[Start]
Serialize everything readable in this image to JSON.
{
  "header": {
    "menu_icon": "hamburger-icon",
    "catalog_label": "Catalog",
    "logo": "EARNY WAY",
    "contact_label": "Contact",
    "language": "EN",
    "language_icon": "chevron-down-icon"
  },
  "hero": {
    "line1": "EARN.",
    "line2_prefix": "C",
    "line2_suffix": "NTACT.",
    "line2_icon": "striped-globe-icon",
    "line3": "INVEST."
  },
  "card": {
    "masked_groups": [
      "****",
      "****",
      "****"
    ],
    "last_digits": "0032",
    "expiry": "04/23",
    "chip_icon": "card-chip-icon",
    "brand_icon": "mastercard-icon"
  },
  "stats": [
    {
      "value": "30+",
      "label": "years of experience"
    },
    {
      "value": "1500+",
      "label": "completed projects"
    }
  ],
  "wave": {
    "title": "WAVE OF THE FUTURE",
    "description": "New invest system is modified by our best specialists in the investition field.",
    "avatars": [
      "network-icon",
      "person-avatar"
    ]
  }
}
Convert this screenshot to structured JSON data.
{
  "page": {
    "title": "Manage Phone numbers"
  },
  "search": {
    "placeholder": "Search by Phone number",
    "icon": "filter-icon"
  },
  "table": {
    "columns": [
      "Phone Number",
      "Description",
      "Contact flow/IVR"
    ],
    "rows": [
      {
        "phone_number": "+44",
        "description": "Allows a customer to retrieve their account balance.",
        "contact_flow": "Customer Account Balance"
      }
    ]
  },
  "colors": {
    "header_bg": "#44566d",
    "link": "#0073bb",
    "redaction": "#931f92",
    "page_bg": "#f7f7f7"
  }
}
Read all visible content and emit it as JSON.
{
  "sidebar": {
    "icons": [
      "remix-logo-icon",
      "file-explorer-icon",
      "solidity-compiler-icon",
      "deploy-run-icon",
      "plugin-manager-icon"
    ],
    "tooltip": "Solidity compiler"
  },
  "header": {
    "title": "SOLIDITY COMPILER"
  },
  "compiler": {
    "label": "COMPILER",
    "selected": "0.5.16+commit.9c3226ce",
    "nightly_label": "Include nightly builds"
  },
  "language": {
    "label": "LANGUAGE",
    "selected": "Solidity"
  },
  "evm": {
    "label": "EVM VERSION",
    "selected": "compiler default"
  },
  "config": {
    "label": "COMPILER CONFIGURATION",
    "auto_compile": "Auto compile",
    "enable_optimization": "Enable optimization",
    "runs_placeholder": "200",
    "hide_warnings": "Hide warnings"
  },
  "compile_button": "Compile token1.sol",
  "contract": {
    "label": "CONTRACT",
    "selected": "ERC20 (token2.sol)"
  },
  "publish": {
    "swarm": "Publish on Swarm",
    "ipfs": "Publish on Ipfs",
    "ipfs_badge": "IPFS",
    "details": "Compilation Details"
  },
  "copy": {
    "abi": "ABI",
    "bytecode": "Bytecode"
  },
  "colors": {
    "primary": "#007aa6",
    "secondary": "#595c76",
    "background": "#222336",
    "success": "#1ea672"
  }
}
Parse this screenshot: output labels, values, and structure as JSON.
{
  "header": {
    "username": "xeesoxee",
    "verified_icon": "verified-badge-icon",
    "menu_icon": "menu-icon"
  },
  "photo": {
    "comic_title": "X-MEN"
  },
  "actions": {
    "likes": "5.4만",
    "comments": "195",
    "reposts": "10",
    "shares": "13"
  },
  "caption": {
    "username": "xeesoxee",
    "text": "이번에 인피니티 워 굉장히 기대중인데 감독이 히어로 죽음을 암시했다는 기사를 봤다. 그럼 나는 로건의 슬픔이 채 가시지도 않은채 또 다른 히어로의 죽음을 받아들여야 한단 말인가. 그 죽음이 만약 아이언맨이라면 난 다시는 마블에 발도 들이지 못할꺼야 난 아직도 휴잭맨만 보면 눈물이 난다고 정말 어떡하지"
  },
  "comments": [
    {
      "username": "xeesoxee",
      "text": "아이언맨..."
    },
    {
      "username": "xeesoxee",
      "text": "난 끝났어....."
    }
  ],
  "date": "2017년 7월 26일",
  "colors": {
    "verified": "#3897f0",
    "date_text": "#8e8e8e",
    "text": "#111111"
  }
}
[End]
● TASK STATEMENT
Make an exact copy of the material above.

● EXERCISE OUTPUT
Serialize everything readable in this image to JSON.
{
  "header": {
    "menu_icon": "hamburger-icon",
    "catalog_label": "Catalog",
    "logo": "EARNY WAY",
    "contact_label": "Contact",
    "language": "EN",
    "language_icon": "chevron-down-icon"
  },
  "hero": {
    "line1": "EARN.",
    "line2_prefix": "C",
    "line2_suffix": "NTACT.",
    "line2_icon": "striped-globe-icon",
    "line3": "INVEST."
  },
  "card": {
    "masked_groups": [
      "****",
      "****",
      "****"
    ],
    "last_digits": "0032",
    "expiry": "04/23",
    "chip_icon": "card-chip-icon",
    "brand_icon": "mastercard-icon"
  },
  "stats": [
    {
      "value": "30+",
      "label": "years of experience"
    },
    {
      "value": "1500+",
      "label": "completed projects"
    }
  ],
  "wave": {
    "title": "WAVE OF THE FUTURE",
    "description": "New invest system is modified by our best specialists in the investition field.",
    "avatars": [
      "network-icon",
      "person-avatar"
    ]
  }
}
Convert this screenshot to structured JSON data.
{
  "page": {
    "title": "Manage Phone numbers"
  },
  "search": {
    "placeholder": "Search by Phone number",
    "icon": "filter-icon"
  },
  "table": {
    "columns": [
      "Phone Number",
      "Description",
      "Contact flow/IVR"
    ],
    "rows": [
      {
        "phone_number": "+44",
        "description": "Allows a customer to retrieve their account balance.",
        "contact_flow": "Customer Account Balance"
      }
    ]
  },
  "colors": {
    "header_bg": "#44566d",
    "link": "#0073bb",
    "redaction": "#931f92",
    "page_bg": "#f7f7f7"
  }
}
Read all visible content and emit it as JSON.
{
  "sidebar": {
    "icons": [
      "remix-logo-icon",
      "file-explorer-icon",
      "solidity-compiler-icon",
      "deploy-run-icon",
      "plugin-manager-icon"
    ],
    "tooltip": "Solidity compiler"
  },
  "header": {
    "title": "SOLIDITY COMPILER"
  },
  "compiler": {
    "label": "COMPILER",
    "selected": "0.5.16+commit.9c3226ce",
    "nightly_label": "Include nightly builds"
  },
  "language": {
    "label": "LANGUAGE",
    "selected": "Solidity"
  },
  "evm": {
    "label": "EVM VERSION",
    "selected": "compiler default"
  },
  "config": {
    "label": "COMPILER CONFIGURATION",
    "auto_compile": "Auto compile",
    "enable_optimization": "Enable optimization",
    "runs_placeholder": "200",
    "hide_warnings": "Hide warnings"
  },
  "compile_button": "Compile token1.sol",
  "contract": {
    "label": "CONTRACT",
    "selected": "ERC20 (token2.sol)"
  },
  "publish": {
    "swarm": "Publish on Swarm",
    "ipfs": "Publish on Ipfs",
    "ipfs_badge": "IPFS",
    "details": "Compilation Details"
  },
  "copy": {
    "abi": "ABI",
    "bytecode": "Bytecode"
  },
  "colors": {
    "primary": "#007aa6",
    "secondary": "#595c76",
    "background": "#222336",
    "success": "#1ea672"
  }
}
Parse this screenshot: output labels, values, and structure as JSON.
{
  "header": {
    "username": "xeesoxee",
    "verified_icon": "verified-badge-icon",
    "menu_icon": "menu-icon"
  },
  "photo": {
    "comic_title": "X-MEN"
  },
  "actions": {
    "likes": "5.4만",
    "comments": "195",
    "reposts": "10",
    "shares": "13"
  },
  "caption": {
    "username": "xeesoxee",
    "text": "이번에 인피니티 워 굉장히 기대중인데 감독이 히어로 죽음을 암시했다는 기사를 봤다. 그럼 나는 로건의 슬픔이 채 가시지도 않은채 또 다른 히어로의 죽음을 받아들여야 한단 말인가. 그 죽음이 만약 아이언맨이라면 난 다시는 마블에 발도 들이지 못할꺼야 난 아직도 휴잭맨만 보면 눈물이 난다고 정말 어떡하지"
  },
  "comments": [
    {
      "username": "xeesoxee",
      "text": "아이언맨..."
    },
    {
      "username": "xeesoxee",
      "text": "난 끝났어....."
    }
  ],
  "date": "2017년 7월 26일",
  "colors": {
    "verified": "#3897f0",
    "date_text": "#8e8e8e",
    "text": "#111111"
  }
}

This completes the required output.